■ **A run of records**
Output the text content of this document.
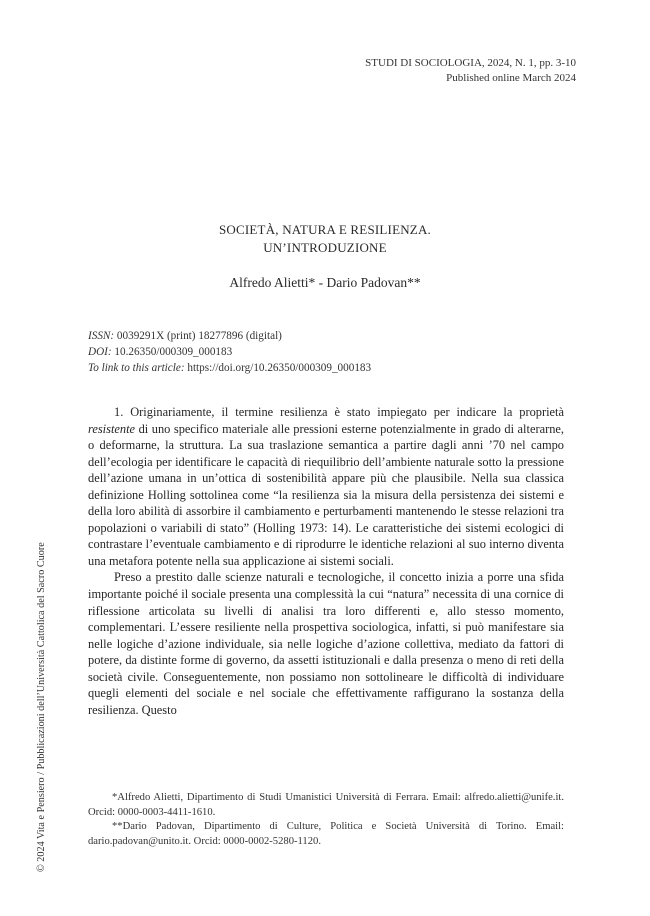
STUDI DI SOCIOLOGIA, 2024, N. 1, pp. 3-10
Published online March 2024
SOCIETÀ, NATURA E RESILIENZA.
UN’INTRODUZIONE
Alfredo Alietti* - Dario Padovan**
ISSN: 0039291X (print) 18277896 (digital)
DOI: 10.26350/000309_000183
To link to this article: https://doi.org/10.26350/000309_000183

1. Originariamente, il termine resilienza è stato impiegato per indicare la proprietà resistente di uno specifico materiale alle pressioni esterne potenzialmente in grado di alterarne, o deformarne, la struttura. La sua traslazione semantica a partire dagli anni ’70 nel campo dell’ecologia per identificare le capacità di riequilibrio dell’ambiente naturale sotto la pressione dell’azione umana in un’ottica di sostenibilità appare più che plausibile. Nella sua classica definizione Holling sottolinea come “la resilienza sia la misura della persistenza dei sistemi e della loro abilità di assorbire il cambiamento e perturbamenti mantenendo le stesse relazioni tra popolazioni o variabili di stato” (Holling 1973: 14). Le caratteristiche dei sistemi ecologici di contrastare l’eventuale cambiamento e di riprodurre le identiche relazioni al suo interno diventa una metafora potente nella sua applicazione ai sistemi sociali.

Preso a prestito dalle scienze naturali e tecnologiche, il concetto inizia a porre una sfida importante poiché il sociale presenta una complessità la cui “natura” necessita di una cornice di riflessione articolata su livelli di analisi tra loro differenti e, allo stesso momento, complementari. L’essere resiliente nella prospettiva sociologica, infatti, si può manifestare sia nelle logiche d’azione individuale, sia nelle logiche d’azione collettiva, mediato da fattori di potere, da distinte forme di governo, da assetti istituzionali e dalla presenza o meno di reti della società civile. Conseguentemente, non possiamo non sottolineare le difficoltà di individuare quegli elementi del sociale e nel sociale che effettivamente raffigurano la sostanza della resilienza. Questo

*Alfredo Alietti, Dipartimento di Studi Umanistici Università di Ferrara. Email: alfredo.alietti@unife.it. Orcid: 0000-0003-4411-1610.

**Dario Padovan, Dipartimento di Culture, Politica e Società Università di Torino. Email: dario.padovan@unito.it. Orcid: 0000-0002-5280-1120.

© 2024 Vita e Pensiero / Pubblicazioni dell’Università Cattolica del Sacro Cuore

■ **Exercise details**
Using the records above, list each line that includes "Alietti".

■ **The result**
Alfredo Alietti* - Dario Padovan**
*Alfredo Alietti, Dipartimento di Studi Umanistici Università di Ferrara. Email: alfredo.alietti@unife.it. Orcid: 0000-0003-4411-1610.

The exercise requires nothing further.